> [Written request] Check every line of the entries for "content", and copy the lines that hold it.

> [Supplied entries]

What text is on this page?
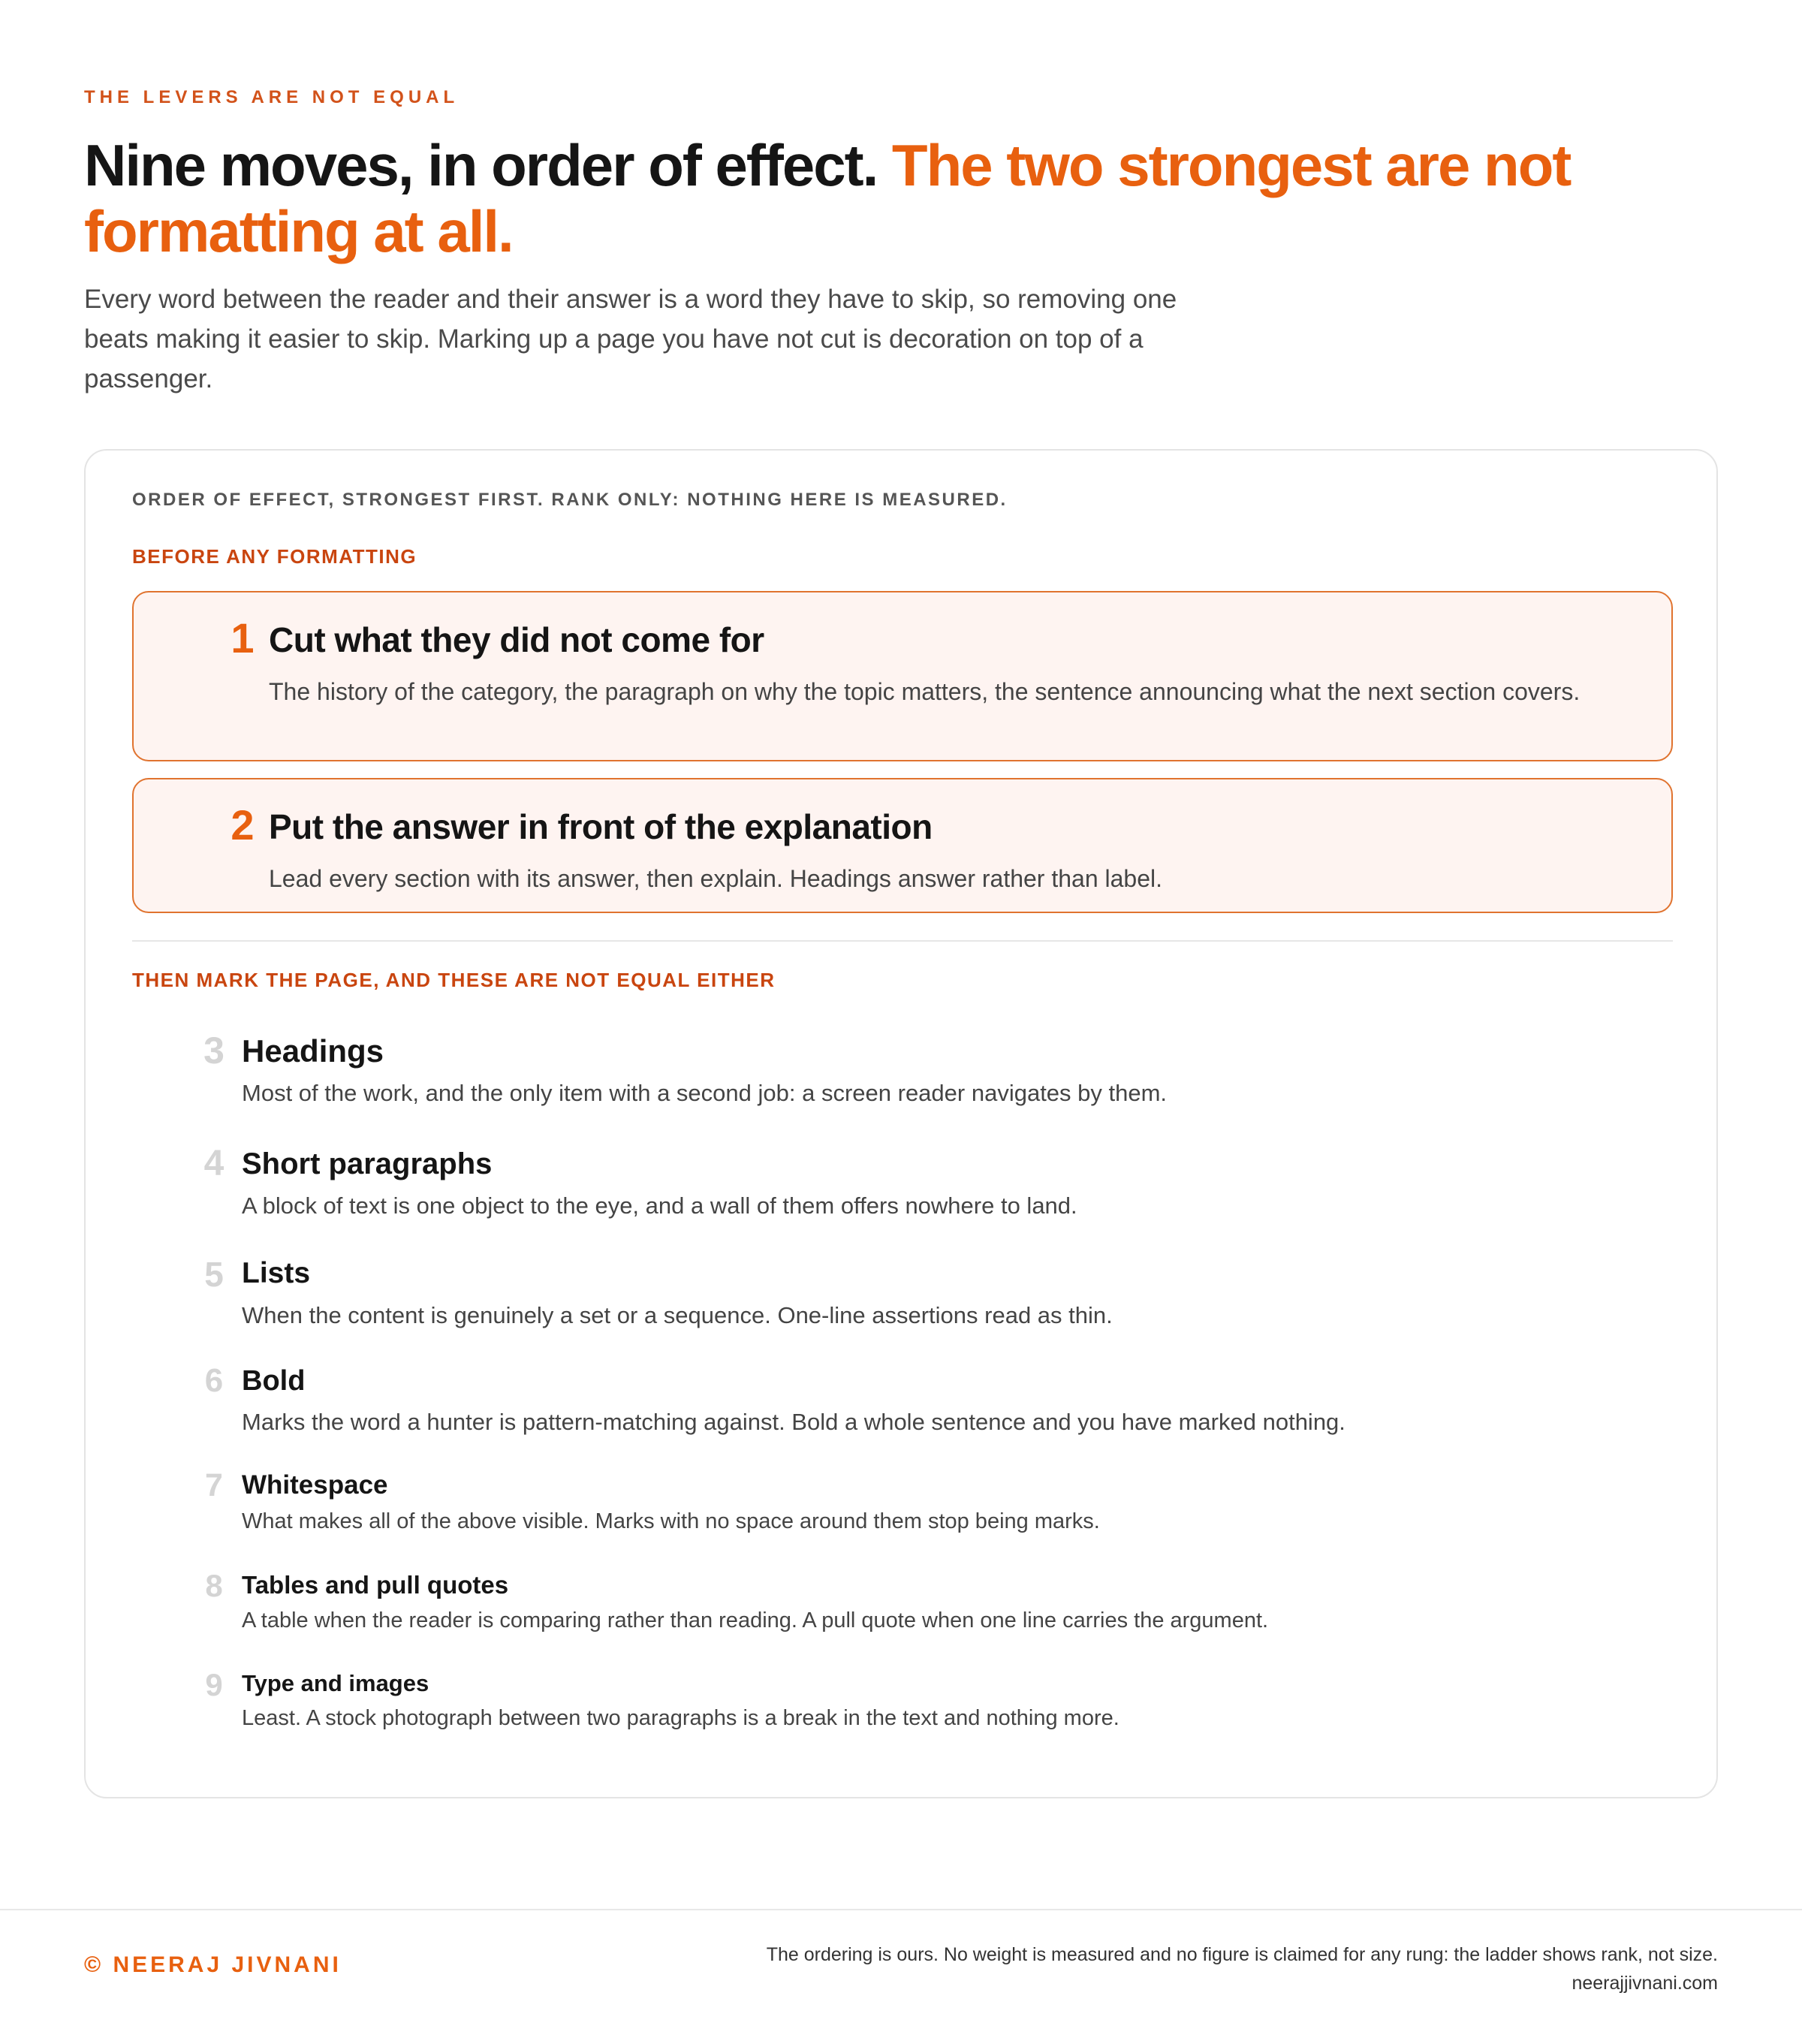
THE LEVERS ARE NOT EQUAL
Nine moves, in order of effect. The two strongest are not formatting at all.

Every word between the reader and their answer is a word they have to skip, so removing one beats making it easier to skip. Marking up a page you have not cut is decoration on top of a passenger.

ORDER OF EFFECT, STRONGEST FIRST. RANK ONLY: NOTHING HERE IS MEASURED.
BEFORE ANY FORMATTING
1 Cut what they did not come for
The history of the category, the paragraph on why the topic matters, the sentence announcing what the next section covers.
2 Put the answer in front of the explanation
Lead every section with its answer, then explain. Headings answer rather than label.
THEN MARK THE PAGE, AND THESE ARE NOT EQUAL EITHER
3 Headings
Most of the work, and the only item with a second job: a screen reader navigates by them.
4 Short paragraphs
A block of text is one object to the eye, and a wall of them offers nowhere to land.
5 Lists
When the content is genuinely a set or a sequence. One-line assertions read as thin.
6 Bold
Marks the word a hunter is pattern-matching against. Bold a whole sentence and you have marked nothing.
7 Whitespace
What makes all of the above visible. Marks with no space around them stop being marks.
8 Tables and pull quotes
A table when the reader is comparing rather than reading. A pull quote when one line carries the argument.
9 Type and images
Least. A stock photograph between two paragraphs is a break in the text and nothing more.
© NEERAJ JIVNANI	The ordering is ours. No weight is measured and no figure is claimed for any rung: the ladder shows rank, not size.
neerajjivnani.com
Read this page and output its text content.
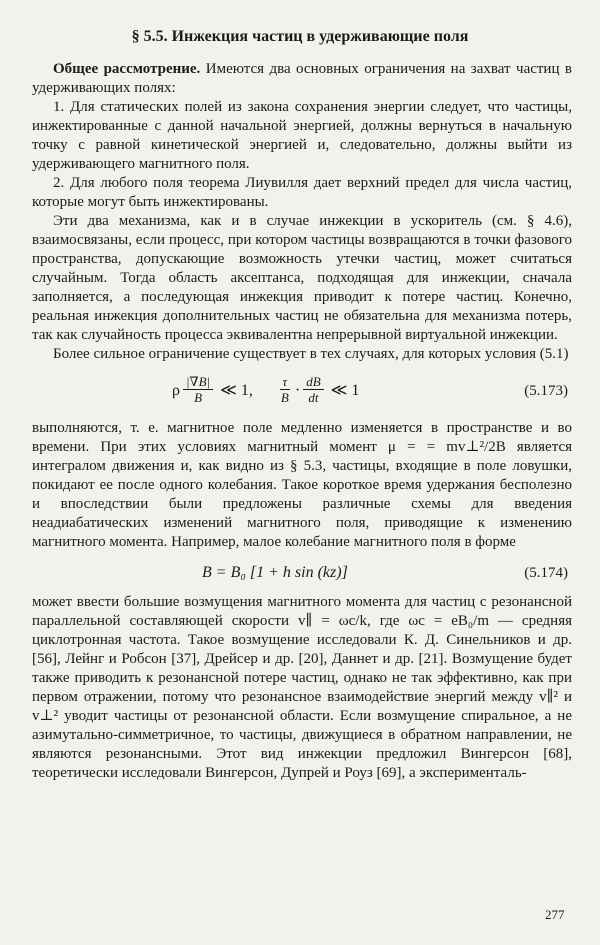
§ 5.5. Инжекция частиц в удерживающие поля

Общее рассмотрение. Имеются два основных ограничения на захват частиц в удерживающих полях:

1. Для статических полей из закона сохранения энергии следует, что частицы, инжектированные с данной начальной энергией, должны вернуться в начальную точку с равной кинетической энергией и, следовательно, должны выйти из удерживающего магнитного поля.

2. Для любого поля теорема Лиувилля дает верхний предел для числа частиц, которые могут быть инжектированы.

Эти два механизма, как и в случае инжекции в ускоритель (см. § 4.6), взаимосвязаны, если процесс, при котором частицы возвращаются в точки фазового пространства, допускающие возможность утечки частиц, может считаться случайным. Тогда область аксептанса, подходящая для инжекции, сначала заполняется, а последующая инжекция приводит к потере частиц. Конечно, реальная инжекция дополнительных частиц не обязательна для механизма потерь, так как случайность процесса эквивалентна непрерывной виртуальной инжекции.

Более сильное ограничение существует в тех случаях, для которых условия (5.1)

ρ $\frac{|\nabla B|}{B}$ ≪ 1, $\frac{\tau}{B} \cdot \frac{dB}{dt}$ ≪ 1	(5.173)

выполняются, т. е. магнитное поле медленно изменяется в пространстве и во времени. При этих условиях магнитный момент μ = = mv⊥²/2B является интегралом движения и, как видно из § 5.3, частицы, входящие в поле ловушки, покидают ее после одного колебания. Такое короткое время удержания бесполезно и впоследствии были предложены различные схемы для введения неадиабатических изменений магнитного поля, приводящие к изменению магнитного момента. Например, малое колебание магнитного поля в форме

B = B₀ [1 + h sin (kz)]	(5.174)

может ввести большие возмущения магнитного момента для частиц с резонансной параллельной составляющей скорости v∥ = ωc/k, где ωc = eB₀/m — средняя циклотронная частота. Такое возмущение исследовали К. Д. Синельников и др. [56], Лейнг и Робсон [37], Дрейсер и др. [20], Даннет и др. [21]. Возмущение будет также приводить к резонансной потере частиц, однако не так эффективно, как при первом отражении, потому что резонансное взаимодействие энергий между v∥² и v⊥² уводит частицы от резонансной области. Если возмущение спиральное, а не азимутально-симметричное, то частицы, движущиеся в обратном направлении, не являются резонансными. Этот вид инжекции предложил Вингерсон [68], теоретически исследовали Вингерсон, Дупрей и Роуз [69], а эксперименталь-

277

> [Solution to this exercise]
When the content is genuinely a set or a sequence. One-line assertions read as thin.
Read this page and output its text content.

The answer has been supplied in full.